STORED DATA
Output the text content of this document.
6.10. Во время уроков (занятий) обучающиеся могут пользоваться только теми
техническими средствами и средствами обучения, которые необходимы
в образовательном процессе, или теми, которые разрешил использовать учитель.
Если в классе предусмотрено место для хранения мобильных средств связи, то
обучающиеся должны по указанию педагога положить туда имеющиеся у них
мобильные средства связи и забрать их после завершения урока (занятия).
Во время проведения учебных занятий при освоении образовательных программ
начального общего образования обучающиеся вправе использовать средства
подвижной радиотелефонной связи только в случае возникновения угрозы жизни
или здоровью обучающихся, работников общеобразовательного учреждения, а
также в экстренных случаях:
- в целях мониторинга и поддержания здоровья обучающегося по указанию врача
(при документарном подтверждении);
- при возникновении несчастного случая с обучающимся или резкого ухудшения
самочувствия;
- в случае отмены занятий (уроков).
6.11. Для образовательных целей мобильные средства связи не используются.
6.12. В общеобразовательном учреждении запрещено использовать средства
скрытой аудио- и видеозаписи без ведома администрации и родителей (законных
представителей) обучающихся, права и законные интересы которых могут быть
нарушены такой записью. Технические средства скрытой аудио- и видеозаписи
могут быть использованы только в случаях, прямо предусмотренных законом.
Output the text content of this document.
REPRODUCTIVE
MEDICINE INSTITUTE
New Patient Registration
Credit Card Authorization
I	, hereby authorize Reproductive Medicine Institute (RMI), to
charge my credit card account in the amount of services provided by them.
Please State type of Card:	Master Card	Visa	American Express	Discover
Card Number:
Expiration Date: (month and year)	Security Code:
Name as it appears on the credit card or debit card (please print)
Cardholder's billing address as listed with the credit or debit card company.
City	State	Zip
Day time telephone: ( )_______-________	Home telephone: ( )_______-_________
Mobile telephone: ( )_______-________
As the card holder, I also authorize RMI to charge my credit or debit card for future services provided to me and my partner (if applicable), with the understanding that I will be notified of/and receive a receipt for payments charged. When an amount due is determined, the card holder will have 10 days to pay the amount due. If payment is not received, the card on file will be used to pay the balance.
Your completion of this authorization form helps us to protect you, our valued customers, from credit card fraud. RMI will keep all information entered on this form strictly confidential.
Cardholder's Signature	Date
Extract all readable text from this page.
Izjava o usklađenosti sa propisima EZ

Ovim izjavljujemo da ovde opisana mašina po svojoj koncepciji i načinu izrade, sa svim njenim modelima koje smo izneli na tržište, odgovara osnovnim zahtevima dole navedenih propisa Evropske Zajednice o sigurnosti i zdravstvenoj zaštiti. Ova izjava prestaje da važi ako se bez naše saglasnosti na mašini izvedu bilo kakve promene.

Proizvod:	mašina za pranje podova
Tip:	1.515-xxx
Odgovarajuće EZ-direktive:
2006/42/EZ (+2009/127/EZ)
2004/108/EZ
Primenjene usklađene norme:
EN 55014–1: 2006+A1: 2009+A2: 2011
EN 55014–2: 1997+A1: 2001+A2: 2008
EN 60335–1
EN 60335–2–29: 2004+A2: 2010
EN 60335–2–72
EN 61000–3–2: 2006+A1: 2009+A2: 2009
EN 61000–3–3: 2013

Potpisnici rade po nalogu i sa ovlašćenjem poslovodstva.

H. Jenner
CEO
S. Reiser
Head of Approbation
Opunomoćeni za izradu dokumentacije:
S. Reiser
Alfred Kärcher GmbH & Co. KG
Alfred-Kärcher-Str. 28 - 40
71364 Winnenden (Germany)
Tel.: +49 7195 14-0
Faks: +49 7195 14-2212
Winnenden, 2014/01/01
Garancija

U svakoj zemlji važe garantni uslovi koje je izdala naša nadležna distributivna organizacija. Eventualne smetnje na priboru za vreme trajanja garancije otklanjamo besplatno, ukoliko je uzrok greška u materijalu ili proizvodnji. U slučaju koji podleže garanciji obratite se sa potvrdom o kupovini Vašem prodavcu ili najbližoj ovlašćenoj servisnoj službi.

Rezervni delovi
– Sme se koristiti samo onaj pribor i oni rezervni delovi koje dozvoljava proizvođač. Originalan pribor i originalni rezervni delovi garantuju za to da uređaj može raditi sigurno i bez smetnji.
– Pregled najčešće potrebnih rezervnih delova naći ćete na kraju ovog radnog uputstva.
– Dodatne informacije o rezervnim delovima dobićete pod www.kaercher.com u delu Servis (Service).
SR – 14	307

TASK INSTRUCTIONS
Establish how many lines of the records contain the string "случае" and state that number without elaboration.

TASK RESPONSE
2